Task instructions
Search the data below for the word "location" and copy each line that holds it.
──────
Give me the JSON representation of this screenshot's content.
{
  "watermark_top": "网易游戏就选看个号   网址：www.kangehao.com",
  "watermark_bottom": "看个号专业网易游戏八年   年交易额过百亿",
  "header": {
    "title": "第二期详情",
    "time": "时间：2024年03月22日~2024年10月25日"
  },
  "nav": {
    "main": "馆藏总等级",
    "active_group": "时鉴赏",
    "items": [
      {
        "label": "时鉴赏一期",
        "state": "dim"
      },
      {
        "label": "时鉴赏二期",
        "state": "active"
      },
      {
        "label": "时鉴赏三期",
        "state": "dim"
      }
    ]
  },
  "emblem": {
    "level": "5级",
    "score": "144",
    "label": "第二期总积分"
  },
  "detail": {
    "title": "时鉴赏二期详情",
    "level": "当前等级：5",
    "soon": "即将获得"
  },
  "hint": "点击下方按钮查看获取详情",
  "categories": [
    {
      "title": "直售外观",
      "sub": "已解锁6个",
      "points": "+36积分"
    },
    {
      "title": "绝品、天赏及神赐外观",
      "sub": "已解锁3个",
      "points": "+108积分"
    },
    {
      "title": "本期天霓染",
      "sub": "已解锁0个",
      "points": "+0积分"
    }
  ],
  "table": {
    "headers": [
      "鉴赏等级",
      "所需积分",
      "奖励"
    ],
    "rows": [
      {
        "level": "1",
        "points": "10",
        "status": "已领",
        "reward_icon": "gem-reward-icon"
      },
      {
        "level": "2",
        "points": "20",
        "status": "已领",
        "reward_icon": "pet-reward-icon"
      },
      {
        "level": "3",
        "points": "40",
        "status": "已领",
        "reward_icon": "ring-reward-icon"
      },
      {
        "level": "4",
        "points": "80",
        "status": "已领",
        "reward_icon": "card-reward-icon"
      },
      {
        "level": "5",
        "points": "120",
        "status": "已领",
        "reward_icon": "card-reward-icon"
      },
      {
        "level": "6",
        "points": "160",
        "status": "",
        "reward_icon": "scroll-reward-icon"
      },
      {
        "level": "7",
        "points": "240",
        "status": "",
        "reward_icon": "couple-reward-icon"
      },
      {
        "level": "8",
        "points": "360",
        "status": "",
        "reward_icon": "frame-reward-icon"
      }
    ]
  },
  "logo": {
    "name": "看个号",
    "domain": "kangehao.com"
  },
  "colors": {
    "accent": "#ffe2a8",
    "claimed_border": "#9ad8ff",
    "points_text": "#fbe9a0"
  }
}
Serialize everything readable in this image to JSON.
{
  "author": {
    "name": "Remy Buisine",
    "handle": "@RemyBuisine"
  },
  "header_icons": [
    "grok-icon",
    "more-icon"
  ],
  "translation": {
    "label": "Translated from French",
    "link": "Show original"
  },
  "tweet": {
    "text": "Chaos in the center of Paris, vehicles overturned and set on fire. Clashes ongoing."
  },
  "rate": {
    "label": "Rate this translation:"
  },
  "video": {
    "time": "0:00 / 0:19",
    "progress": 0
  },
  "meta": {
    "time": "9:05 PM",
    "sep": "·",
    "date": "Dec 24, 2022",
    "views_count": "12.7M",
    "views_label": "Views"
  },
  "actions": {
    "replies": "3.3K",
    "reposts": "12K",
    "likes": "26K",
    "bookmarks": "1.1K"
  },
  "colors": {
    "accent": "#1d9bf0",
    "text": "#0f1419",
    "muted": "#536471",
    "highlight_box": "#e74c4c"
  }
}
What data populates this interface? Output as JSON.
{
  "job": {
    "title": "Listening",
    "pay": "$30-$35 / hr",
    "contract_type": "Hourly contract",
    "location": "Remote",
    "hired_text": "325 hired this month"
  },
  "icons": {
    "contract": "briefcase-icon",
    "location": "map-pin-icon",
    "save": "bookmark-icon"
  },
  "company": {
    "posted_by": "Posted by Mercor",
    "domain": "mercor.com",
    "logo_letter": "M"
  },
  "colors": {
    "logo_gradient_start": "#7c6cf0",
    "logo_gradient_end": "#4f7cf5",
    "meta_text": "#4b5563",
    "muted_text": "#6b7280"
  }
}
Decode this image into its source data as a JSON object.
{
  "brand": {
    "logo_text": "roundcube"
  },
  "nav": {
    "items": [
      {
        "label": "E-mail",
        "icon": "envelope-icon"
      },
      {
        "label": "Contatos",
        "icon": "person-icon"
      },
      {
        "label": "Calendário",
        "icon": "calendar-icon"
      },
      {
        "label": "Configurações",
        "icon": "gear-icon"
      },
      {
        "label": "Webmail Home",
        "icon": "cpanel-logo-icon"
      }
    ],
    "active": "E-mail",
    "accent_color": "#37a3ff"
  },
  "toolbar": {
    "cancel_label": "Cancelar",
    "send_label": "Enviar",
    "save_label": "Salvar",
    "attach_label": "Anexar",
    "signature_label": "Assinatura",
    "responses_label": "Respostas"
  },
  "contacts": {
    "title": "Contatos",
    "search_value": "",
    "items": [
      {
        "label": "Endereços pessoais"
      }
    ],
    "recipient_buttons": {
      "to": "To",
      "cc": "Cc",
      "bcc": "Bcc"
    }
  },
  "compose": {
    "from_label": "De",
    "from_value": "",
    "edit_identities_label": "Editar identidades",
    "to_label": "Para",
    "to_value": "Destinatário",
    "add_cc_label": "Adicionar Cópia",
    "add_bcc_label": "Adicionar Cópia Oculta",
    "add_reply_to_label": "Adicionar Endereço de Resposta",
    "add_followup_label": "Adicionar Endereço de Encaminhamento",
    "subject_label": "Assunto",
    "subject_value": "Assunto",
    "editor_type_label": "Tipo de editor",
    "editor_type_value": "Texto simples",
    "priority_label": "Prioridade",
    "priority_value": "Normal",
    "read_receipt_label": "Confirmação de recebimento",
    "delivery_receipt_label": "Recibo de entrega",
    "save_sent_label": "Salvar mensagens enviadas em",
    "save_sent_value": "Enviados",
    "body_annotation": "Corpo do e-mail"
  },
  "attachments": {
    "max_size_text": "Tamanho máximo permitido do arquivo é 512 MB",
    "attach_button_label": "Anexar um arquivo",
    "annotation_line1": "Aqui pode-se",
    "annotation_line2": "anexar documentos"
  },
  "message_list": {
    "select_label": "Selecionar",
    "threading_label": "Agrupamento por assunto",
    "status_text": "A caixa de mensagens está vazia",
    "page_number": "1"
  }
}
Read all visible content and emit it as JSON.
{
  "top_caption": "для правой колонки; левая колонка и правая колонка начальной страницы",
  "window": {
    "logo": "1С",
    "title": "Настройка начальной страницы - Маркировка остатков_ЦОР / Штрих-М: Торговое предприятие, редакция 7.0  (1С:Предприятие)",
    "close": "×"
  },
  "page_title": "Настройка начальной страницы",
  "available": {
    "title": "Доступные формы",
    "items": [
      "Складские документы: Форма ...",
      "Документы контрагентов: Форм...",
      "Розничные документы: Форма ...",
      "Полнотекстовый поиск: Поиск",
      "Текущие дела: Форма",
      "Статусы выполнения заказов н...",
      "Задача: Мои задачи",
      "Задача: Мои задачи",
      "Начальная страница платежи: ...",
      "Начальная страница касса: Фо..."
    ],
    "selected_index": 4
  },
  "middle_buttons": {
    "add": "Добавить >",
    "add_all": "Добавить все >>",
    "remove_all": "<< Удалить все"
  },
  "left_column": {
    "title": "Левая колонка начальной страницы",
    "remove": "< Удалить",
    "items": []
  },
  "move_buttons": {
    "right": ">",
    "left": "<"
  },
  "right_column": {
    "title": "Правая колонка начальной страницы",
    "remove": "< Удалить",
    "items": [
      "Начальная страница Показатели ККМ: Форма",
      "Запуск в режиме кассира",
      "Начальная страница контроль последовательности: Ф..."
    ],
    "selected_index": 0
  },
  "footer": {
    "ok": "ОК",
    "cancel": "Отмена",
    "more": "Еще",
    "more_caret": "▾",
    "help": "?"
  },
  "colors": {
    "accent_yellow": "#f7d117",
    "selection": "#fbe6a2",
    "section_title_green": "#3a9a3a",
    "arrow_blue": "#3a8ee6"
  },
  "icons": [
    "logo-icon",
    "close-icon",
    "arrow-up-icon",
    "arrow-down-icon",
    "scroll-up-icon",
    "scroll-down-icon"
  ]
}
──────
Solution to this exercise
    "location": "Remote",
    "location": "map-pin-icon",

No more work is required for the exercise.